**Your task**
Copy every line of the records below without changing anything.

(begin)

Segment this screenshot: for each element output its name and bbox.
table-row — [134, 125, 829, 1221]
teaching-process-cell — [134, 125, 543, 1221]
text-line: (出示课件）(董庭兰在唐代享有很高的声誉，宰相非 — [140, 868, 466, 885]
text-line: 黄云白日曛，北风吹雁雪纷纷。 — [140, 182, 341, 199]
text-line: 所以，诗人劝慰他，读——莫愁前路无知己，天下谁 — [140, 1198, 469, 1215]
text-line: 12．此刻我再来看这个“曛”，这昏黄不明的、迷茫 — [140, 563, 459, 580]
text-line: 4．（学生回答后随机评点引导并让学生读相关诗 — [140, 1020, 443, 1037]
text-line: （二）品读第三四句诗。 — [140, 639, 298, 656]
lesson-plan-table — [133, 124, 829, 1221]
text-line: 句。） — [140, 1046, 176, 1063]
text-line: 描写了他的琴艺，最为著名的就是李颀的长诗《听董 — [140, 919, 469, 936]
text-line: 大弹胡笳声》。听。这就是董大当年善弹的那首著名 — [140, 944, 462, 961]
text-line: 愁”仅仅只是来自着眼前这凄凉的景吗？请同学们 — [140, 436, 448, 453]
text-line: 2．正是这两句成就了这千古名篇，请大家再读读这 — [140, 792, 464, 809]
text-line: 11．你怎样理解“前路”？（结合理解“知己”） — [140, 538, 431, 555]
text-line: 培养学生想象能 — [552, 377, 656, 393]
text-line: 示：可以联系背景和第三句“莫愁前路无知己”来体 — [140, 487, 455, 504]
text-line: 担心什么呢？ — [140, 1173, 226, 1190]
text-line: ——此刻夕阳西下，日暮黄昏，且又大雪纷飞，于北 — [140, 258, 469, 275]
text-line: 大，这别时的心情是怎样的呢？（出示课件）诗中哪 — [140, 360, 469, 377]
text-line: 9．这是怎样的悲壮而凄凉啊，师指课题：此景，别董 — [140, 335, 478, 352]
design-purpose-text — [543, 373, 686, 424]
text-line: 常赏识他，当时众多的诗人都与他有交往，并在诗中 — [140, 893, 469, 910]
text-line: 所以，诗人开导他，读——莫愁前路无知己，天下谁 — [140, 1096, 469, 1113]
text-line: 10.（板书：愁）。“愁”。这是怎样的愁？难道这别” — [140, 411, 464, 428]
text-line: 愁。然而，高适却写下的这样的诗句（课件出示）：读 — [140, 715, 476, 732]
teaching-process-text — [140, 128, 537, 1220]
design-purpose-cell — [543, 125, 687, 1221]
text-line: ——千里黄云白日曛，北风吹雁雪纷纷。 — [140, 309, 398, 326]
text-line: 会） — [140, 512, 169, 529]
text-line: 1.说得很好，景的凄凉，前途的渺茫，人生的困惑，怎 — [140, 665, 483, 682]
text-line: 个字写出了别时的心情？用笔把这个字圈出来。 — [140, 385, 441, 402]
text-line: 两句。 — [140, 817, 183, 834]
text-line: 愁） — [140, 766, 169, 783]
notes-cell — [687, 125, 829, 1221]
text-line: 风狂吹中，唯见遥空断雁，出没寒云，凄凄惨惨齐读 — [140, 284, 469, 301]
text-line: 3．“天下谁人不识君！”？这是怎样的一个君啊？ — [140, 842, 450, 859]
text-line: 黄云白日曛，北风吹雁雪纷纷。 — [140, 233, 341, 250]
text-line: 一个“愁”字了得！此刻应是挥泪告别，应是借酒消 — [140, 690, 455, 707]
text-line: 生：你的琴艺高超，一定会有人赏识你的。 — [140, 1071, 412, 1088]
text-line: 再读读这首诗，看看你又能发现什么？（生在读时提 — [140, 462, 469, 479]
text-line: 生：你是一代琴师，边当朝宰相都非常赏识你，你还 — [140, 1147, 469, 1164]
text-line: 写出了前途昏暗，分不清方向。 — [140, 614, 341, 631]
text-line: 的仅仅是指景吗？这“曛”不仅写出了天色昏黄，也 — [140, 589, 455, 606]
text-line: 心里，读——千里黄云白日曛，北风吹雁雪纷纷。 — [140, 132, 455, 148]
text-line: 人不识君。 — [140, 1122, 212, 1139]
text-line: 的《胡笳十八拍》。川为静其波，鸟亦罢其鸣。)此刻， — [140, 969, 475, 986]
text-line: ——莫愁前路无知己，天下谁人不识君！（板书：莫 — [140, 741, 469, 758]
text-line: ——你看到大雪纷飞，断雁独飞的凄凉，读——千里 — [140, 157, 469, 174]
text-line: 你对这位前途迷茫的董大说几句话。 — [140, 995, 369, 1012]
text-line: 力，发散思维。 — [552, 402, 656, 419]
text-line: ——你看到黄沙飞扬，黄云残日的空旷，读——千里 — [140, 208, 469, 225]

(end)

**Final result**
Segment this screenshot: for each element output its name and bbox.
table-row — [134, 125, 829, 1221]
teaching-process-cell — [134, 125, 543, 1221]
text-line: (出示课件）(董庭兰在唐代享有很高的声誉，宰相非 — [140, 868, 466, 885]
text-line: 黄云白日曛，北风吹雁雪纷纷。 — [140, 182, 341, 199]
text-line: 所以，诗人劝慰他，读——莫愁前路无知己，天下谁 — [140, 1198, 469, 1215]
text-line: 12．此刻我再来看这个“曛”，这昏黄不明的、迷茫 — [140, 563, 459, 580]
text-line: 4．（学生回答后随机评点引导并让学生读相关诗 — [140, 1020, 443, 1037]
text-line: （二）品读第三四句诗。 — [140, 639, 298, 656]
lesson-plan-table — [133, 124, 829, 1221]
text-line: 句。） — [140, 1046, 176, 1063]
text-line: 描写了他的琴艺，最为著名的就是李颀的长诗《听董 — [140, 919, 469, 936]
text-line: 大弹胡笳声》。听。这就是董大当年善弹的那首著名 — [140, 944, 462, 961]
text-line: 愁”仅仅只是来自着眼前这凄凉的景吗？请同学们 — [140, 436, 448, 453]
text-line: 2．正是这两句成就了这千古名篇，请大家再读读这 — [140, 792, 464, 809]
text-line: 11．你怎样理解“前路”？（结合理解“知己”） — [140, 538, 431, 555]
text-line: 培养学生想象能 — [552, 377, 656, 393]
text-line: 示：可以联系背景和第三句“莫愁前路无知己”来体 — [140, 487, 455, 504]
text-line: 担心什么呢？ — [140, 1173, 226, 1190]
text-line: ——此刻夕阳西下，日暮黄昏，且又大雪纷飞，于北 — [140, 258, 469, 275]
text-line: 大，这别时的心情是怎样的呢？（出示课件）诗中哪 — [140, 360, 469, 377]
text-line: 9．这是怎样的悲壮而凄凉啊，师指课题：此景，别董 — [140, 335, 478, 352]
design-purpose-text — [543, 373, 686, 424]
text-line: 常赏识他，当时众多的诗人都与他有交往，并在诗中 — [140, 893, 469, 910]
text-line: 所以，诗人开导他，读——莫愁前路无知己，天下谁 — [140, 1096, 469, 1113]
text-line: 10.（板书：愁）。“愁”。这是怎样的愁？难道这别” — [140, 411, 464, 428]
text-line: 愁。然而，高适却写下的这样的诗句（课件出示）：读 — [140, 715, 476, 732]
teaching-process-text — [140, 128, 537, 1220]
design-purpose-cell — [543, 125, 687, 1221]
text-line: ——千里黄云白日曛，北风吹雁雪纷纷。 — [140, 309, 398, 326]
text-line: 会） — [140, 512, 169, 529]
text-line: 1.说得很好，景的凄凉，前途的渺茫，人生的困惑，怎 — [140, 665, 483, 682]
text-line: 个字写出了别时的心情？用笔把这个字圈出来。 — [140, 385, 441, 402]
text-line: 两句。 — [140, 817, 183, 834]
text-line: 愁） — [140, 766, 169, 783]
notes-cell — [687, 125, 829, 1221]
text-line: 风狂吹中，唯见遥空断雁，出没寒云，凄凄惨惨齐读 — [140, 284, 469, 301]
text-line: 3．“天下谁人不识君！”？这是怎样的一个君啊？ — [140, 842, 450, 859]
text-line: 黄云白日曛，北风吹雁雪纷纷。 — [140, 233, 341, 250]
text-line: 一个“愁”字了得！此刻应是挥泪告别，应是借酒消 — [140, 690, 455, 707]
text-line: 生：你的琴艺高超，一定会有人赏识你的。 — [140, 1071, 412, 1088]
text-line: 再读读这首诗，看看你又能发现什么？（生在读时提 — [140, 462, 469, 479]
text-line: 生：你是一代琴师，边当朝宰相都非常赏识你，你还 — [140, 1147, 469, 1164]
text-line: 写出了前途昏暗，分不清方向。 — [140, 614, 341, 631]
text-line: 的仅仅是指景吗？这“曛”不仅写出了天色昏黄，也 — [140, 589, 455, 606]
text-line: 心里，读——千里黄云白日曛，北风吹雁雪纷纷。 — [140, 132, 455, 148]
text-line: 人不识君。 — [140, 1122, 212, 1139]
text-line: 的《胡笳十八拍》。川为静其波，鸟亦罢其鸣。)此刻， — [140, 969, 475, 986]
text-line: ——莫愁前路无知己，天下谁人不识君！（板书：莫 — [140, 741, 469, 758]
text-line: ——你看到大雪纷飞，断雁独飞的凄凉，读——千里 — [140, 157, 469, 174]
text-line: 你对这位前途迷茫的董大说几句话。 — [140, 995, 369, 1012]
text-line: 力，发散思维。 — [552, 402, 656, 419]
text-line: ——你看到黄沙飞扬，黄云残日的空旷，读——千里 — [140, 208, 469, 225]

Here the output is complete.